* [Passage to read]:
BitGo, Inc. is a digital asset trust company and security company, headquartered in Palo Alto, California. It was founded in 2013 by Mike Belshe and Ben Davenport. Galaxy Digital announced its acquisition of BitGo in 2021 for $1.2 billion, although this acquisition was announced to have been canceled in 2022 after the crypto downturn, with BitGo continuing as an independent company.

The company offers a multisignature bitcoin wallet service, where keys are divided among a number of owners to manage risk. Generally, BitGo wallets have three keys: one held by BitGo, and two held by the wallet's owner. Wallets can be configured in both hot and cold configurations, as well as non-custodial and custodial configurations.

BitGo also serves as the sole custodian for bitcoin that people deposit to receive a tokenized form of that bitcoin known as Wrapped Bitcoin or WBTC that can be exchanged on the Ethereum blockchain.

History 
In June 2014 the company received US$12 million in venture capital funding led by Redpoint Ventures.

In January 2015 BitGo announced the general availability of their Platform API. The following month the company bought an insurance policy from XL Catlin against theft from its wallets.

On August 2, 2016, Bitfinex, a digital currency exchange using BitGo software,  announced it had suffered a security breach. BitGo was not itself hacked, but processed withdrawal requests from the hacker, who had obtained access to Bitfinex's keys.

* [Task instructions]: Pick up the BitGo passage after its final sentence and write on from there. The lines that come next have nothing to do with this.

* [Extracted records]:
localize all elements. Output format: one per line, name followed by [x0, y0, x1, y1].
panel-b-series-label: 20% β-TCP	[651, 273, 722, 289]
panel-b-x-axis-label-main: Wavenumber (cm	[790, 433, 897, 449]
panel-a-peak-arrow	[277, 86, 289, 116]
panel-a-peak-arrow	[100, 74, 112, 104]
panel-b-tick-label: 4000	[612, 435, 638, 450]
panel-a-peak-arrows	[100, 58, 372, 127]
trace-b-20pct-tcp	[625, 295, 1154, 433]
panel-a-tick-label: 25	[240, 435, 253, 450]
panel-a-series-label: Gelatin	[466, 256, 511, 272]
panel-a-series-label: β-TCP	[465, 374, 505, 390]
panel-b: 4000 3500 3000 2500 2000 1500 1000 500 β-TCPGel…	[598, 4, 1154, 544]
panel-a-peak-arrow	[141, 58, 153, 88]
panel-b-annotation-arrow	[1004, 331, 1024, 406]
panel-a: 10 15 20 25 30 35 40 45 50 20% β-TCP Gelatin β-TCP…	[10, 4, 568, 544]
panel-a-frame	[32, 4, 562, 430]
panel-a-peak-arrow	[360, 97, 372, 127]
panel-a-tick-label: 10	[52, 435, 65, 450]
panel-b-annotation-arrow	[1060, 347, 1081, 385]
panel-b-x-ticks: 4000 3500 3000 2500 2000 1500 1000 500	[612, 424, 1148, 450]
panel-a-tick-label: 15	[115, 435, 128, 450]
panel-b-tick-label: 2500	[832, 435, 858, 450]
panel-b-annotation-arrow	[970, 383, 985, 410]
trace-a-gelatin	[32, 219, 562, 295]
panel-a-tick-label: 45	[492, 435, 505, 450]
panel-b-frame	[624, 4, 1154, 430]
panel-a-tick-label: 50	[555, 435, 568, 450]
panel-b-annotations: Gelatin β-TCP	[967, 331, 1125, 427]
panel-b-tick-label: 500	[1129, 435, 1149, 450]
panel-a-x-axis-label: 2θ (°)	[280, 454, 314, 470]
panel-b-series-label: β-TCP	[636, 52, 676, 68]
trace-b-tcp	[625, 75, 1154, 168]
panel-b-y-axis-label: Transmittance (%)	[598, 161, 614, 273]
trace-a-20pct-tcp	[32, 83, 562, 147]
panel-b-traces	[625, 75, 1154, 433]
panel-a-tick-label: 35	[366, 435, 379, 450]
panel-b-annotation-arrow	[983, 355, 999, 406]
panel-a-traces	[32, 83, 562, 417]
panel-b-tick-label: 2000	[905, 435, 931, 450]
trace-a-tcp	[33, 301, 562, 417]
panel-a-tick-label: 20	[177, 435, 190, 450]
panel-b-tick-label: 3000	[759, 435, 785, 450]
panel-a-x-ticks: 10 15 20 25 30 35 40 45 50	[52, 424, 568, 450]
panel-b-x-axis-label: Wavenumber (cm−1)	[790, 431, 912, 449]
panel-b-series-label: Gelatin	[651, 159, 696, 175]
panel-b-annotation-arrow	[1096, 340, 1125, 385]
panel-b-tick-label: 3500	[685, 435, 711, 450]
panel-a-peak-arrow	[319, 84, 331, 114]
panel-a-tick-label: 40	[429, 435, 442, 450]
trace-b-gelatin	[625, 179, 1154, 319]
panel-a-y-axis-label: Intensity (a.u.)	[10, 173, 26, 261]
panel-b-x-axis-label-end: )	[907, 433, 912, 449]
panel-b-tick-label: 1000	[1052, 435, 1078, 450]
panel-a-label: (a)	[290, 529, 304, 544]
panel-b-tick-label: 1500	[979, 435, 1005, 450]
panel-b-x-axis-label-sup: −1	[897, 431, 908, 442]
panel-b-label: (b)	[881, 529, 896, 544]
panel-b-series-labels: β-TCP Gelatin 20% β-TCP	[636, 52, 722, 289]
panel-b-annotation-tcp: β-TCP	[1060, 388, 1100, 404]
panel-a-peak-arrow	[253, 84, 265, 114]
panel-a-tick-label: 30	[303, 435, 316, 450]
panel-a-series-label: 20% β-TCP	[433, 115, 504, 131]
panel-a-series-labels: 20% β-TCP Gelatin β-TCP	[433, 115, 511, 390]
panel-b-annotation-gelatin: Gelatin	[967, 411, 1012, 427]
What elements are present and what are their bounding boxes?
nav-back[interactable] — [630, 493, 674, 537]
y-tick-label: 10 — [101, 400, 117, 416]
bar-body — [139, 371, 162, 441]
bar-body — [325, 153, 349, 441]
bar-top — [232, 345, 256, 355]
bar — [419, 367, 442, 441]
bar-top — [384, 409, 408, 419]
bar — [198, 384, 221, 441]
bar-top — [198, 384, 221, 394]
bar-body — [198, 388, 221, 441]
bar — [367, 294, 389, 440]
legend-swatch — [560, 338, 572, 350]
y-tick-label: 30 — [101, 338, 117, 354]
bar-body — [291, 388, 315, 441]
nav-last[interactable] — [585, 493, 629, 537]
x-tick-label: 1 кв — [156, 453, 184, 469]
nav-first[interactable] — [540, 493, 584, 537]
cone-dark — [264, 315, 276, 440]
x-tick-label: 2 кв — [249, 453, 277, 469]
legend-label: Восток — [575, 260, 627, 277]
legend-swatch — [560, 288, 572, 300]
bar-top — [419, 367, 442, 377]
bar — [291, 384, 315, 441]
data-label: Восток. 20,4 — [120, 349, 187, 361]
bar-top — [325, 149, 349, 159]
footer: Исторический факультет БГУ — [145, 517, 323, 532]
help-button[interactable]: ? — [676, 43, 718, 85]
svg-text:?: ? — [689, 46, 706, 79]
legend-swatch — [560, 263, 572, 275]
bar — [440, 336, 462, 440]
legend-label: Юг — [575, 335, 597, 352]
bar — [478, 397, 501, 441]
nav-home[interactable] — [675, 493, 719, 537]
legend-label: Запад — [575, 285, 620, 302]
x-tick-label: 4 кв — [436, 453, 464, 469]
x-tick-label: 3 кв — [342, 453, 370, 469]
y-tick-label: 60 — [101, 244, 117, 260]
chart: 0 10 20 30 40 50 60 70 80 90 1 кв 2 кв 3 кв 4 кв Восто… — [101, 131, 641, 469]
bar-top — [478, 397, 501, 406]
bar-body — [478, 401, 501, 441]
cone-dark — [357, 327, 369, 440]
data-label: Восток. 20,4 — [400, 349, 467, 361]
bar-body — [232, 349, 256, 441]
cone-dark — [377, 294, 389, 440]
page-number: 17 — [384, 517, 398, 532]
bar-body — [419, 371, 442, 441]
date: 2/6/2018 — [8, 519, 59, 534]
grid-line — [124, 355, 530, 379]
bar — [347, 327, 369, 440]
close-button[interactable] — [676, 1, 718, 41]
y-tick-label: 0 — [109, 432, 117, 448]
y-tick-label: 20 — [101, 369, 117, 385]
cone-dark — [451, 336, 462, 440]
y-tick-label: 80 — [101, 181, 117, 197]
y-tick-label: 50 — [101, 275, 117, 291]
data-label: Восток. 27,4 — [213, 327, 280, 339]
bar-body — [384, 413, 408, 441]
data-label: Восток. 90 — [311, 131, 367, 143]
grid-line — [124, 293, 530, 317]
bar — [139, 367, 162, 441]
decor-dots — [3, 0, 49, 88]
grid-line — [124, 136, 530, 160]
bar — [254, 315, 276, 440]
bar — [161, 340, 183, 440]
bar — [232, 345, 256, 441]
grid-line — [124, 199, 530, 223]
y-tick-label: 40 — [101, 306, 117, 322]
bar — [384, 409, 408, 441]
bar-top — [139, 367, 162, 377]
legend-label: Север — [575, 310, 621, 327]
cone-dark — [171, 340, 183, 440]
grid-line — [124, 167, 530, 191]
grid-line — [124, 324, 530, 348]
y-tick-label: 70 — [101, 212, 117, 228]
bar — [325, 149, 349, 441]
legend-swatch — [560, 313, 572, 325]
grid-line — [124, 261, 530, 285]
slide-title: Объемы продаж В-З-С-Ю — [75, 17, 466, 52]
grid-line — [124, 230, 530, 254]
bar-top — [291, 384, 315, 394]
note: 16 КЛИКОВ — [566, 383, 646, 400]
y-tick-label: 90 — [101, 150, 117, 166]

* [Output for this exercise]:
In September 2018, BitGo was approved by the South Dakota Division of Banking to act as a qualified custodian for digital assets and created BitGo Trust Company.

In October 2018, the company raised US$15 million in venture capital funding from Goldman Sachs and Mike Novogratz's Galaxy Digital.

In December 2020, the Office of Foreign Assets Control announced that BitGo has paid $98,830 to settle apparent violations of multiple sanctions programs.

In March 2021, BitGo Receives NY Trust Charter from the New York State Department of Financial Services.

In May 2021, Galaxy Digital announced its acquisition of BitGo for $1.2 billion in a cash and stock deal, marking the first $1 billion deal in the cryptocurrency industry. In August 2022, Galaxy's Board of Directors terminated the deal following BitGo's inability to provide certain financial statements needed by Galaxy for its SEC filing. BitGo claimed that it had provided its audited financials and honored its obligations, and that it would take legal action against Galaxy and seek a $100 million termination fee.

In a Delaware Chancery Court complaint dated Sept. 15, 2022, BitGo asserted that while it had filed the required financial reports, Galaxy twice used last-minute criticisms of the accounting methods employed to first delay and then scuttle the acquisition. The suit sought at least $100 million under a termination agreement that was part of the takeover accord between the companies. Galaxy told Forbes that it “completely” disagreed with the allegations.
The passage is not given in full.